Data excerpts
* * * *
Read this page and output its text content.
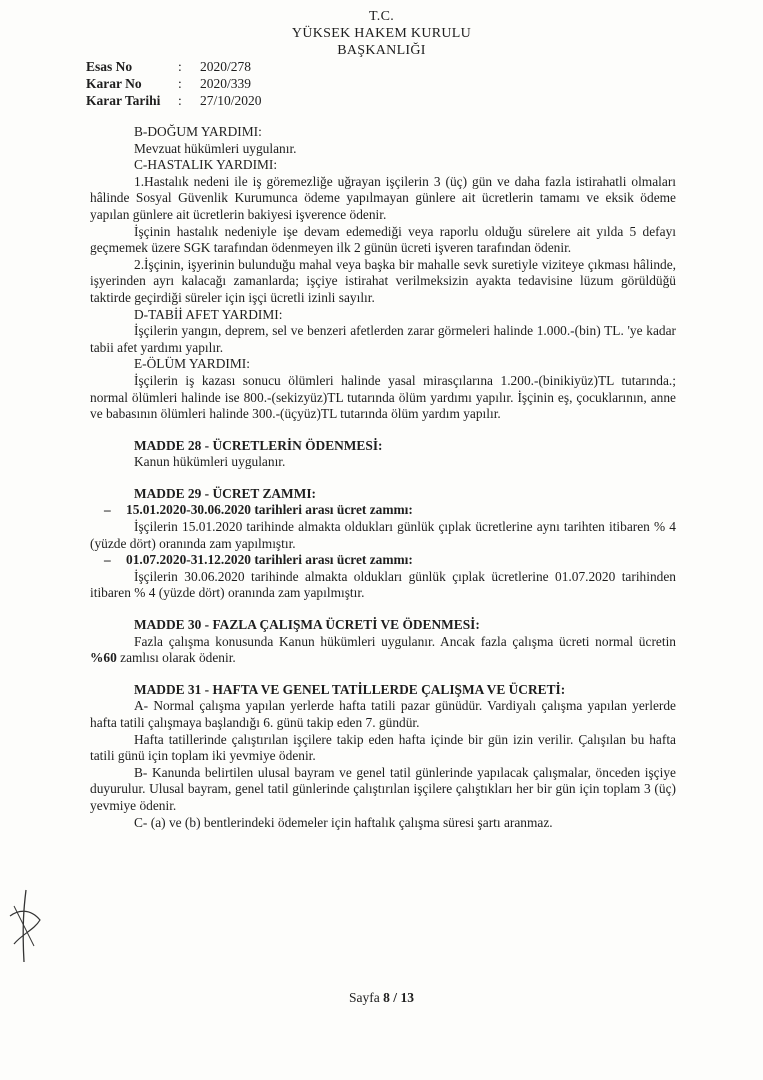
T.C.
YÜKSEK HAKEM KURULU
BAŞKANLIĞI
Esas No	:	2020/278
Karar No	:	2020/339
Karar Tarihi	:	27/10/2020

B-DOĞUM YARDIMI:

Mevzuat hükümleri uygulanır.

C-HASTALIK YARDIMI:

1.Hastalık nedeni ile iş göremezliğe uğrayan işçilerin 3 (üç) gün ve daha fazla istirahatli olmaları hâlinde Sosyal Güvenlik Kurumunca ödeme yapılmayan günlere ait ücretlerin tamamı ve eksik ödeme yapılan günlere ait ücretlerin bakiyesi işverence ödenir.

İşçinin hastalık nedeniyle işe devam edemediği veya raporlu olduğu sürelere ait yılda 5 defayı geçmemek üzere SGK tarafından ödenmeyen ilk 2 günün ücreti işveren tarafından ödenir.

2.İşçinin, işyerinin bulunduğu mahal veya başka bir mahalle sevk suretiyle viziteye çıkması hâlinde, işyerinden ayrı kalacağı zamanlarda; işçiye istirahat verilmeksizin ayakta tedavisine lüzum görüldüğü taktirde geçirdiği süreler için işçi ücretli izinli sayılır.

D-TABİİ AFET YARDIMI:

İşçilerin yangın, deprem, sel ve benzeri afetlerden zarar görmeleri halinde 1.000.-(bin) TL. 'ye kadar tabii afet yardımı yapılır.

E-ÖLÜM YARDIMI:

İşçilerin iş kazası sonucu ölümleri halinde yasal mirasçılarına 1.200.-(binikiyüz)TL tutarında.; normal ölümleri halinde ise 800.-(sekizyüz)TL tutarında ölüm yardımı yapılır. İşçinin eş, çocuklarının, anne ve babasının ölümleri halinde 300.-(üçyüz)TL tutarında ölüm yardım yapılır.

MADDE 28 - ÜCRETLERİN ÖDENMESİ:

Kanun hükümleri uygulanır.

MADDE 29 - ÜCRET ZAMMI:

– 15.01.2020-30.06.2020 tarihleri arası ücret zammı:

İşçilerin 15.01.2020 tarihinde almakta oldukları günlük çıplak ücretlerine aynı tarihten itibaren % 4 (yüzde dört) oranında zam yapılmıştır.

– 01.07.2020-31.12.2020 tarihleri arası ücret zammı:

İşçilerin 30.06.2020 tarihinde almakta oldukları günlük çıplak ücretlerine 01.07.2020 tarihinden itibaren % 4 (yüzde dört) oranında zam yapılmıştır.

MADDE 30 - FAZLA ÇALIŞMA ÜCRETİ VE ÖDENMESİ:

Fazla çalışma konusunda Kanun hükümleri uygulanır. Ancak fazla çalışma ücreti normal ücretin %60 zamlısı olarak ödenir.

MADDE 31 - HAFTA VE GENEL TATİLLERDE ÇALIŞMA VE ÜCRETİ:

A- Normal çalışma yapılan yerlerde hafta tatili pazar günüdür. Vardiyalı çalışma yapılan yerlerde hafta tatili çalışmaya başlandığı 6. günü takip eden 7. gündür.

Hafta tatillerinde çalıştırılan işçilere takip eden hafta içinde bir gün izin verilir. Çalışılan bu hafta tatili günü için toplam iki yevmiye ödenir.

B- Kanunda belirtilen ulusal bayram ve genel tatil günlerinde yapılacak çalışmalar, önceden işçiye duyurulur. Ulusal bayram, genel tatil günlerinde çalıştırılan işçilere çalıştıkları her bir gün için toplam 3 (üç) yevmiye ödenir.

C- (a) ve (b) bentlerindeki ödemeler için haftalık çalışma süresi şartı aranmaz.

Sayfa 8 / 13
* * * *
PROBLEM REQUIREMENTS
Going through the entries above, tally each line that has the word "zammı". Answer with the number only.

WRITTEN SOLUTION
2